- PROBLEM STATEMENT -
Output the data below in full, byte for byte. Nothing may differ.

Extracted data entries
------------------------------------------------------------

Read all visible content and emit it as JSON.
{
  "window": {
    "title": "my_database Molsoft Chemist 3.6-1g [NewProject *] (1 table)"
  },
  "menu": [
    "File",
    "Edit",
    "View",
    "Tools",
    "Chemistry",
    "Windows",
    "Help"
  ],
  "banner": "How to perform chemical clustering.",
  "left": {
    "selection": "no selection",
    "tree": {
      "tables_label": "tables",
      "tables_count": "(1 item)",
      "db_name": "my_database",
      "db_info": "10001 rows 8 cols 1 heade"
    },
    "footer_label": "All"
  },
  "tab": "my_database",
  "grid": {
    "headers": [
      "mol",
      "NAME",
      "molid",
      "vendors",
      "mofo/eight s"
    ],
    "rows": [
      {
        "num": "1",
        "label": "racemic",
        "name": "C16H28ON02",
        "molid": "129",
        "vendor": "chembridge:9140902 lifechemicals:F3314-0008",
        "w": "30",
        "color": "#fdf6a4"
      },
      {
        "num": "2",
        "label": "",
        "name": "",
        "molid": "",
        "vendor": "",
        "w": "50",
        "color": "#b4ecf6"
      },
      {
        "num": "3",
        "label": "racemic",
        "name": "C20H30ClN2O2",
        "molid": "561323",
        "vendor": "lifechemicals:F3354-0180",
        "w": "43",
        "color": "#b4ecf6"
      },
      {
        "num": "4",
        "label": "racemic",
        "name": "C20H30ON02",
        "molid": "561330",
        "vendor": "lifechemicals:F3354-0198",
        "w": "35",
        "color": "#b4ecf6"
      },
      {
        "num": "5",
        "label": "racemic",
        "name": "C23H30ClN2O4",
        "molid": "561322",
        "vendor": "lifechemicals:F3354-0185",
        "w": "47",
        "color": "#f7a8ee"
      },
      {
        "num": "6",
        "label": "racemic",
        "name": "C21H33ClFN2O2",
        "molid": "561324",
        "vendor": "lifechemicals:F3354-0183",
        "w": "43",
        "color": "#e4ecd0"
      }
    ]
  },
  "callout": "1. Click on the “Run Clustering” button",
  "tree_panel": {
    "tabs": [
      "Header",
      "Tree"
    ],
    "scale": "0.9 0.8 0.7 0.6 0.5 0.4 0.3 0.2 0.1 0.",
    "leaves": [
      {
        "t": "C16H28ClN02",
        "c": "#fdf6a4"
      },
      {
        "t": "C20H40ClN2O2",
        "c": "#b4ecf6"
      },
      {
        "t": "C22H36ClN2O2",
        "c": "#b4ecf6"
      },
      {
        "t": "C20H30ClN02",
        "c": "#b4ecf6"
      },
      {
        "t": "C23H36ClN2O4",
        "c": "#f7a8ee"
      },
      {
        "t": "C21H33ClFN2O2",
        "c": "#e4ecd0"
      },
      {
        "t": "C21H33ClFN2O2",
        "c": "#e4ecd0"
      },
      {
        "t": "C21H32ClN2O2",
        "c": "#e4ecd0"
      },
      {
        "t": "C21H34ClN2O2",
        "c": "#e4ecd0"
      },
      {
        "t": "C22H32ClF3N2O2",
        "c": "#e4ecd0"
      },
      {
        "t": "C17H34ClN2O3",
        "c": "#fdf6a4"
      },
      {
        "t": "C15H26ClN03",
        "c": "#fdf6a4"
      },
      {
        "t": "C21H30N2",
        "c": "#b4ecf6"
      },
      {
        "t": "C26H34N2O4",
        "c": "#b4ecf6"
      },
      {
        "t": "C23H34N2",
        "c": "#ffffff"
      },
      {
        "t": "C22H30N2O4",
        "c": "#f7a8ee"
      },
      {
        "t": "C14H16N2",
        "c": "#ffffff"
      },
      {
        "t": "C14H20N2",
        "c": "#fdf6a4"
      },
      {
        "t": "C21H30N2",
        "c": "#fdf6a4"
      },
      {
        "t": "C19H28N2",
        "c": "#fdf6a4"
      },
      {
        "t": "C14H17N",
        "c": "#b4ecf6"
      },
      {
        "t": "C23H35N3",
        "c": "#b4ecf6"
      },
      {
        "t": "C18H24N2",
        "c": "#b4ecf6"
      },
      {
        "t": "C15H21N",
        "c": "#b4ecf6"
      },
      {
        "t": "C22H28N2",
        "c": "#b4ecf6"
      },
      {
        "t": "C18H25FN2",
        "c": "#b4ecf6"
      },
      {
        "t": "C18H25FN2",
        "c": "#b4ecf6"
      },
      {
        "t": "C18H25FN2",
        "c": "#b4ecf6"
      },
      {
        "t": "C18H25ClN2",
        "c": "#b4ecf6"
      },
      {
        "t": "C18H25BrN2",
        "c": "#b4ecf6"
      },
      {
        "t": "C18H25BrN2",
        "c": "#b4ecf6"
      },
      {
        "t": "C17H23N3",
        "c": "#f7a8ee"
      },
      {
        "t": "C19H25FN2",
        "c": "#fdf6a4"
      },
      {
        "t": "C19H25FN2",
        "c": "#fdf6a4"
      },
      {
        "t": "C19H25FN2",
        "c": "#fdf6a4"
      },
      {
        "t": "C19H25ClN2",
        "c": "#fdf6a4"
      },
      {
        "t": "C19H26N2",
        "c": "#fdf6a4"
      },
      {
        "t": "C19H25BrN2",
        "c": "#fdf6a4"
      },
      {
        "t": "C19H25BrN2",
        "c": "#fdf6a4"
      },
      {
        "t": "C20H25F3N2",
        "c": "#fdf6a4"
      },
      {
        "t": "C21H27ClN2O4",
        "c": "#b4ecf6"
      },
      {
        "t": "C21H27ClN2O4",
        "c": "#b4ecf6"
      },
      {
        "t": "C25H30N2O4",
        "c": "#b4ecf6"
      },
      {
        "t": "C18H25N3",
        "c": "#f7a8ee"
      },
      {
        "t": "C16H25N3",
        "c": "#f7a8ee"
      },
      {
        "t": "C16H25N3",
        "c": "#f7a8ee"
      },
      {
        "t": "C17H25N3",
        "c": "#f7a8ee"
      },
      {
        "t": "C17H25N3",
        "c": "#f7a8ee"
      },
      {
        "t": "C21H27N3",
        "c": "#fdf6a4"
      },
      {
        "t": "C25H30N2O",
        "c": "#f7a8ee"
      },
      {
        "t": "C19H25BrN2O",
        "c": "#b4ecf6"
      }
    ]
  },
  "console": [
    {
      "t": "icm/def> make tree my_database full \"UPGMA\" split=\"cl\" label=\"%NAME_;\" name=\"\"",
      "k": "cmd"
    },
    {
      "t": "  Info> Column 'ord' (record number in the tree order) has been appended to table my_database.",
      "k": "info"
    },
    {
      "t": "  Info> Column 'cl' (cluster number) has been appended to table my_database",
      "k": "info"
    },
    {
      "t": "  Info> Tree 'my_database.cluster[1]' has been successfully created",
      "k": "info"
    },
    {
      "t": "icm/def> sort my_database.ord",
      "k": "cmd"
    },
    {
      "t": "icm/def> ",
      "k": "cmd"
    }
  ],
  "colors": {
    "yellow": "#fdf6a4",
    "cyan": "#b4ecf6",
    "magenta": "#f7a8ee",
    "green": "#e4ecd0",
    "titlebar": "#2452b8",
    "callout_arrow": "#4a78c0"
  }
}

------------------------------------------------------------

- RESPONSE TO THIS EXERCISE -
Read all visible content and emit it as JSON.
{
  "window": {
    "title": "my_database Molsoft Chemist 3.6-1g [NewProject *] (1 table)"
  },
  "menu": [
    "File",
    "Edit",
    "View",
    "Tools",
    "Chemistry",
    "Windows",
    "Help"
  ],
  "banner": "How to perform chemical clustering.",
  "left": {
    "selection": "no selection",
    "tree": {
      "tables_label": "tables",
      "tables_count": "(1 item)",
      "db_name": "my_database",
      "db_info": "10001 rows 8 cols 1 heade"
    },
    "footer_label": "All"
  },
  "tab": "my_database",
  "grid": {
    "headers": [
      "mol",
      "NAME",
      "molid",
      "vendors",
      "mofo/eight s"
    ],
    "rows": [
      {
        "num": "1",
        "label": "racemic",
        "name": "C16H28ON02",
        "molid": "129",
        "vendor": "chembridge:9140902 lifechemicals:F3314-0008",
        "w": "30",
        "color": "#fdf6a4"
      },
      {
        "num": "2",
        "label": "",
        "name": "",
        "molid": "",
        "vendor": "",
        "w": "50",
        "color": "#b4ecf6"
      },
      {
        "num": "3",
        "label": "racemic",
        "name": "C20H30ClN2O2",
        "molid": "561323",
        "vendor": "lifechemicals:F3354-0180",
        "w": "43",
        "color": "#b4ecf6"
      },
      {
        "num": "4",
        "label": "racemic",
        "name": "C20H30ON02",
        "molid": "561330",
        "vendor": "lifechemicals:F3354-0198",
        "w": "35",
        "color": "#b4ecf6"
      },
      {
        "num": "5",
        "label": "racemic",
        "name": "C23H30ClN2O4",
        "molid": "561322",
        "vendor": "lifechemicals:F3354-0185",
        "w": "47",
        "color": "#f7a8ee"
      },
      {
        "num": "6",
        "label": "racemic",
        "name": "C21H33ClFN2O2",
        "molid": "561324",
        "vendor": "lifechemicals:F3354-0183",
        "w": "43",
        "color": "#e4ecd0"
      }
    ]
  },
  "callout": "1. Click on the “Run Clustering” button",
  "tree_panel": {
    "tabs": [
      "Header",
      "Tree"
    ],
    "scale": "0.9 0.8 0.7 0.6 0.5 0.4 0.3 0.2 0.1 0.",
    "leaves": [
      {
        "t": "C16H28ClN02",
        "c": "#fdf6a4"
      },
      {
        "t": "C20H40ClN2O2",
        "c": "#b4ecf6"
      },
      {
        "t": "C22H36ClN2O2",
        "c": "#b4ecf6"
      },
      {
        "t": "C20H30ClN02",
        "c": "#b4ecf6"
      },
      {
        "t": "C23H36ClN2O4",
        "c": "#f7a8ee"
      },
      {
        "t": "C21H33ClFN2O2",
        "c": "#e4ecd0"
      },
      {
        "t": "C21H33ClFN2O2",
        "c": "#e4ecd0"
      },
      {
        "t": "C21H32ClN2O2",
        "c": "#e4ecd0"
      },
      {
        "t": "C21H34ClN2O2",
        "c": "#e4ecd0"
      },
      {
        "t": "C22H32ClF3N2O2",
        "c": "#e4ecd0"
      },
      {
        "t": "C17H34ClN2O3",
        "c": "#fdf6a4"
      },
      {
        "t": "C15H26ClN03",
        "c": "#fdf6a4"
      },
      {
        "t": "C21H30N2",
        "c": "#b4ecf6"
      },
      {
        "t": "C26H34N2O4",
        "c": "#b4ecf6"
      },
      {
        "t": "C23H34N2",
        "c": "#ffffff"
      },
      {
        "t": "C22H30N2O4",
        "c": "#f7a8ee"
      },
      {
        "t": "C14H16N2",
        "c": "#ffffff"
      },
      {
        "t": "C14H20N2",
        "c": "#fdf6a4"
      },
      {
        "t": "C21H30N2",
        "c": "#fdf6a4"
      },
      {
        "t": "C19H28N2",
        "c": "#fdf6a4"
      },
      {
        "t": "C14H17N",
        "c": "#b4ecf6"
      },
      {
        "t": "C23H35N3",
        "c": "#b4ecf6"
      },
      {
        "t": "C18H24N2",
        "c": "#b4ecf6"
      },
      {
        "t": "C15H21N",
        "c": "#b4ecf6"
      },
      {
        "t": "C22H28N2",
        "c": "#b4ecf6"
      },
      {
        "t": "C18H25FN2",
        "c": "#b4ecf6"
      },
      {
        "t": "C18H25FN2",
        "c": "#b4ecf6"
      },
      {
        "t": "C18H25FN2",
        "c": "#b4ecf6"
      },
      {
        "t": "C18H25ClN2",
        "c": "#b4ecf6"
      },
      {
        "t": "C18H25BrN2",
        "c": "#b4ecf6"
      },
      {
        "t": "C18H25BrN2",
        "c": "#b4ecf6"
      },
      {
        "t": "C17H23N3",
        "c": "#f7a8ee"
      },
      {
        "t": "C19H25FN2",
        "c": "#fdf6a4"
      },
      {
        "t": "C19H25FN2",
        "c": "#fdf6a4"
      },
      {
        "t": "C19H25FN2",
        "c": "#fdf6a4"
      },
      {
        "t": "C19H25ClN2",
        "c": "#fdf6a4"
      },
      {
        "t": "C19H26N2",
        "c": "#fdf6a4"
      },
      {
        "t": "C19H25BrN2",
        "c": "#fdf6a4"
      },
      {
        "t": "C19H25BrN2",
        "c": "#fdf6a4"
      },
      {
        "t": "C20H25F3N2",
        "c": "#fdf6a4"
      },
      {
        "t": "C21H27ClN2O4",
        "c": "#b4ecf6"
      },
      {
        "t": "C21H27ClN2O4",
        "c": "#b4ecf6"
      },
      {
        "t": "C25H30N2O4",
        "c": "#b4ecf6"
      },
      {
        "t": "C18H25N3",
        "c": "#f7a8ee"
      },
      {
        "t": "C16H25N3",
        "c": "#f7a8ee"
      },
      {
        "t": "C16H25N3",
        "c": "#f7a8ee"
      },
      {
        "t": "C17H25N3",
        "c": "#f7a8ee"
      },
      {
        "t": "C17H25N3",
        "c": "#f7a8ee"
      },
      {
        "t": "C21H27N3",
        "c": "#fdf6a4"
      },
      {
        "t": "C25H30N2O",
        "c": "#f7a8ee"
      },
      {
        "t": "C19H25BrN2O",
        "c": "#b4ecf6"
      }
    ]
  },
  "console": [
    {
      "t": "icm/def> make tree my_database full \"UPGMA\" split=\"cl\" label=\"%NAME_;\" name=\"\"",
      "k": "cmd"
    },
    {
      "t": "  Info> Column 'ord' (record number in the tree order) has been appended to table my_database.",
      "k": "info"
    },
    {
      "t": "  Info> Column 'cl' (cluster number) has been appended to table my_database",
      "k": "info"
    },
    {
      "t": "  Info> Tree 'my_database.cluster[1]' has been successfully created",
      "k": "info"
    },
    {
      "t": "icm/def> sort my_database.ord",
      "k": "cmd"
    },
    {
      "t": "icm/def> ",
      "k": "cmd"
    }
  ],
  "colors": {
    "yellow": "#fdf6a4",
    "cyan": "#b4ecf6",
    "magenta": "#f7a8ee",
    "green": "#e4ecd0",
    "titlebar": "#2452b8",
    "callout_arrow": "#4a78c0"
  }
}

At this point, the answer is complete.